§ **STATED PROBLEM**: Going through the material below, please gather all lines with the word "producir" in them.

----

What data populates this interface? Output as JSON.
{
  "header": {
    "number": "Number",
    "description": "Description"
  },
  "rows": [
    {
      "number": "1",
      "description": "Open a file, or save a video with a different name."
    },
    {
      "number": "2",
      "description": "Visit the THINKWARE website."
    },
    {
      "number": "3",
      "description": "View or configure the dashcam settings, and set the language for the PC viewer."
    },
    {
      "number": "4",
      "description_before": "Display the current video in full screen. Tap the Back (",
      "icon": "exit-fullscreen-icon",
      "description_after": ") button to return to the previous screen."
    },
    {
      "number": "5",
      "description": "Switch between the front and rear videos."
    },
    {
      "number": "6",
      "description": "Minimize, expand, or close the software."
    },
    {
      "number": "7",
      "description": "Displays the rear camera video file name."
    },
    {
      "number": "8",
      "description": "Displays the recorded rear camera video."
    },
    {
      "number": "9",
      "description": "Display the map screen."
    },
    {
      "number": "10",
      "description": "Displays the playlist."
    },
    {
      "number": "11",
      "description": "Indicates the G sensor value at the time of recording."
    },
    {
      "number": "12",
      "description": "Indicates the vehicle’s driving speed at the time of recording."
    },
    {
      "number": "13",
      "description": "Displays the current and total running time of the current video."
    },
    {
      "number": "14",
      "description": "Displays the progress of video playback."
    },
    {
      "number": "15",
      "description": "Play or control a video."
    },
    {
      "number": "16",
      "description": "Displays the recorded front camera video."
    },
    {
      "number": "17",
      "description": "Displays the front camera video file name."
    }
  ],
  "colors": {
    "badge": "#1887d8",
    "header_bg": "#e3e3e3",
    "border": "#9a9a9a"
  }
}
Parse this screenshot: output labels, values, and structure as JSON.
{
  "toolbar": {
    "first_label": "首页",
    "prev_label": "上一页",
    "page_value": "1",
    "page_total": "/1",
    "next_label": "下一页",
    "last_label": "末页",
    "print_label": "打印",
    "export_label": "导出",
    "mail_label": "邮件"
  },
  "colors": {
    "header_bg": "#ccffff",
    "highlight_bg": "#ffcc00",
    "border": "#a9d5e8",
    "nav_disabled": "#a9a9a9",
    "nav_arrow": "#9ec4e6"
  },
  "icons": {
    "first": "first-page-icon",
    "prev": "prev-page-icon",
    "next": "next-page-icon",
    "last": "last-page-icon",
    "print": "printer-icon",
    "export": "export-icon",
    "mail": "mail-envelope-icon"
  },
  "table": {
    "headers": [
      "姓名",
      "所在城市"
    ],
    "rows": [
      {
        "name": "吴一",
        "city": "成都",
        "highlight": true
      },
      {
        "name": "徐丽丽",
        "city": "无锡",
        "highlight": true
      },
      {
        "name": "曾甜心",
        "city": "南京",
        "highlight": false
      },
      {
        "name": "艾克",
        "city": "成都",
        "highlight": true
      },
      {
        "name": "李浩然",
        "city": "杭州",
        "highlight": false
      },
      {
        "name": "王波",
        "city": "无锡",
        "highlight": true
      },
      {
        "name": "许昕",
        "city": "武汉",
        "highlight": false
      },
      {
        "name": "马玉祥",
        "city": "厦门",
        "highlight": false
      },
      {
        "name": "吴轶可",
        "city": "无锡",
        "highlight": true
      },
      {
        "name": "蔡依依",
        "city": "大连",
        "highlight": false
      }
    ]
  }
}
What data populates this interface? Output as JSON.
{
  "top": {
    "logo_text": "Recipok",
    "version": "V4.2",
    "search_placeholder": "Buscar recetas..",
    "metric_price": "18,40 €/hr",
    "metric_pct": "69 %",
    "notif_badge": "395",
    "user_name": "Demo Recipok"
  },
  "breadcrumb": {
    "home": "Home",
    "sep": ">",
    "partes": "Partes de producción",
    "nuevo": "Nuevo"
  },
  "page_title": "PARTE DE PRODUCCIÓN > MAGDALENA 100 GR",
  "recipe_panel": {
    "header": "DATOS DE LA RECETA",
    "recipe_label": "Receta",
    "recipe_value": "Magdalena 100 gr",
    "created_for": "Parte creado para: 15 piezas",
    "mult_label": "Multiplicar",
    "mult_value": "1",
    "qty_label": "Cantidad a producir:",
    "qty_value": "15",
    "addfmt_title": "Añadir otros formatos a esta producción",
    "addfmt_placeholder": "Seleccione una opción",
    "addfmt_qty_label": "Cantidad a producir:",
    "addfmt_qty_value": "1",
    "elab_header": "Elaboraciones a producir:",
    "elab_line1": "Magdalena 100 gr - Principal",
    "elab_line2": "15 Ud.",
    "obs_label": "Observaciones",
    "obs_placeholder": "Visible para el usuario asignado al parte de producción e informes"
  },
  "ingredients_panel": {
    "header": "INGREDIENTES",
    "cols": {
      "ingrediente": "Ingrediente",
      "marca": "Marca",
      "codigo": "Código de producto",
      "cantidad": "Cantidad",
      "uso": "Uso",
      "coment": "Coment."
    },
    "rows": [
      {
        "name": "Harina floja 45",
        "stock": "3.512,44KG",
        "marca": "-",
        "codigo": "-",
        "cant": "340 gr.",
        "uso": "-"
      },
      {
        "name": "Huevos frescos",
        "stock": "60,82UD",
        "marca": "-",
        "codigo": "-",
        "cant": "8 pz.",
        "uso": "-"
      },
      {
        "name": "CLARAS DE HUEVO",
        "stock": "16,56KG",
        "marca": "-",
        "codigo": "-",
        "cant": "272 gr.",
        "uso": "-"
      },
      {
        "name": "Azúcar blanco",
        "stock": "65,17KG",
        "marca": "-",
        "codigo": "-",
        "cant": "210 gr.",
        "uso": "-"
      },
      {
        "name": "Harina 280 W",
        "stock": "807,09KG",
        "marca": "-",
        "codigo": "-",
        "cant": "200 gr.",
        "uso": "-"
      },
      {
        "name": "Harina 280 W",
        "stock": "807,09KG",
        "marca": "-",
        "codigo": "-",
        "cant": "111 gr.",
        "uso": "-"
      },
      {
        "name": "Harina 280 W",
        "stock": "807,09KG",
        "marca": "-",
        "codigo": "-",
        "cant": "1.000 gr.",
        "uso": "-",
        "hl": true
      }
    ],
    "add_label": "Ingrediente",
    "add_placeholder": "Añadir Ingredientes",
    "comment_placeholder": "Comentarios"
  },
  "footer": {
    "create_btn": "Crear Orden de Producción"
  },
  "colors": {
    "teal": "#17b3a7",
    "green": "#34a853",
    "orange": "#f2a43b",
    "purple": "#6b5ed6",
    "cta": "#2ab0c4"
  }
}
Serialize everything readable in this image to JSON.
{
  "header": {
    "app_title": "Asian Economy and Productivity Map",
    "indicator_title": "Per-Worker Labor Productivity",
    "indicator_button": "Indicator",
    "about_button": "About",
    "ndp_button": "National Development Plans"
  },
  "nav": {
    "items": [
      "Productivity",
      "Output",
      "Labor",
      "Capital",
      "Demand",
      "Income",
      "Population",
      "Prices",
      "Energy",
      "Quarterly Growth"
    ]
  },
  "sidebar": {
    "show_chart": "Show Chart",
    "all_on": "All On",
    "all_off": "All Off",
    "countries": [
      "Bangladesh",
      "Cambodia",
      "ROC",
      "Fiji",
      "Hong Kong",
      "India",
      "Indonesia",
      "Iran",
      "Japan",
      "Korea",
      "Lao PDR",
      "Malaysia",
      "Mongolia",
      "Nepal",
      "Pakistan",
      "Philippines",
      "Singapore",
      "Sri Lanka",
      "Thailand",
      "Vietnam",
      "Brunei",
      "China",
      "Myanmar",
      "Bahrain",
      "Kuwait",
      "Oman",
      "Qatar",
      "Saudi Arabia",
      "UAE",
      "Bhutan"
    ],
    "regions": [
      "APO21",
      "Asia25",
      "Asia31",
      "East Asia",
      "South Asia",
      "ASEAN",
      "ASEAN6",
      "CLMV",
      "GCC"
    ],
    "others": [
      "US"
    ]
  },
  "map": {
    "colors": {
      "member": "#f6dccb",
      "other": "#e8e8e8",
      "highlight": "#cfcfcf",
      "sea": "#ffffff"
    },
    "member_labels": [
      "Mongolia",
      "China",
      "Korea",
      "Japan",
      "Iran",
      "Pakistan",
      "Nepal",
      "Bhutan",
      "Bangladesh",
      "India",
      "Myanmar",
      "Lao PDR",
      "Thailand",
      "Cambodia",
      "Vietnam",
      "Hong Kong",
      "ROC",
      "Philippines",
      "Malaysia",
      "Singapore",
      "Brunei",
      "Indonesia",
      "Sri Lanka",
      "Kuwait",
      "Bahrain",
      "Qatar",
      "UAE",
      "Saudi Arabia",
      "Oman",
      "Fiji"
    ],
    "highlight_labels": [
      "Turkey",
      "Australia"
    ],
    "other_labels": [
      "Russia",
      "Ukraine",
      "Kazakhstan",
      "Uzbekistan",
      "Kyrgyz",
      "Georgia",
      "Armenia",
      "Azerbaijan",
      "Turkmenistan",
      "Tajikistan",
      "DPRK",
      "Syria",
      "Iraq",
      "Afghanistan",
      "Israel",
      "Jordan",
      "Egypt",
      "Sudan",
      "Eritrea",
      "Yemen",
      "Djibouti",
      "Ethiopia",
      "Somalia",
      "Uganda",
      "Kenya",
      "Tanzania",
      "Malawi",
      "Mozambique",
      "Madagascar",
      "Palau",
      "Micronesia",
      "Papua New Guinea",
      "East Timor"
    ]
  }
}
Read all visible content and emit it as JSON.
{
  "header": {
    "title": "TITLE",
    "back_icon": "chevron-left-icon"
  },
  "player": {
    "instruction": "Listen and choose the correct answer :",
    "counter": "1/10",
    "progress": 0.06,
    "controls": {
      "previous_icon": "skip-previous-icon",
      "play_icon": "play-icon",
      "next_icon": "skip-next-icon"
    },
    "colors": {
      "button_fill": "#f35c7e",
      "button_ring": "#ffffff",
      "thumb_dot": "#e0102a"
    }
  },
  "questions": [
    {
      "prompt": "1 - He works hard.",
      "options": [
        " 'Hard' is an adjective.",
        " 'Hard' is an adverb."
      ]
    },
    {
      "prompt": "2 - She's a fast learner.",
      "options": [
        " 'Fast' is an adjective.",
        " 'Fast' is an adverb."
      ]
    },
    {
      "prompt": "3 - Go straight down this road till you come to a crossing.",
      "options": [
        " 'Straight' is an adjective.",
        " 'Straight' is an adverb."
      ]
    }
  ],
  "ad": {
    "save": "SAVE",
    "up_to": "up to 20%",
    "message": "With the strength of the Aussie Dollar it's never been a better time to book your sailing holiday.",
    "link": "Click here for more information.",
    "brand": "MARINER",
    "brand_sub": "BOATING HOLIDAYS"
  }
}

----

§ **ANSWER TO THE TASK**:
    "qty_label": "Cantidad a producir:",
    "addfmt_qty_label": "Cantidad a producir:",
    "elab_header": "Elaboraciones a producir:",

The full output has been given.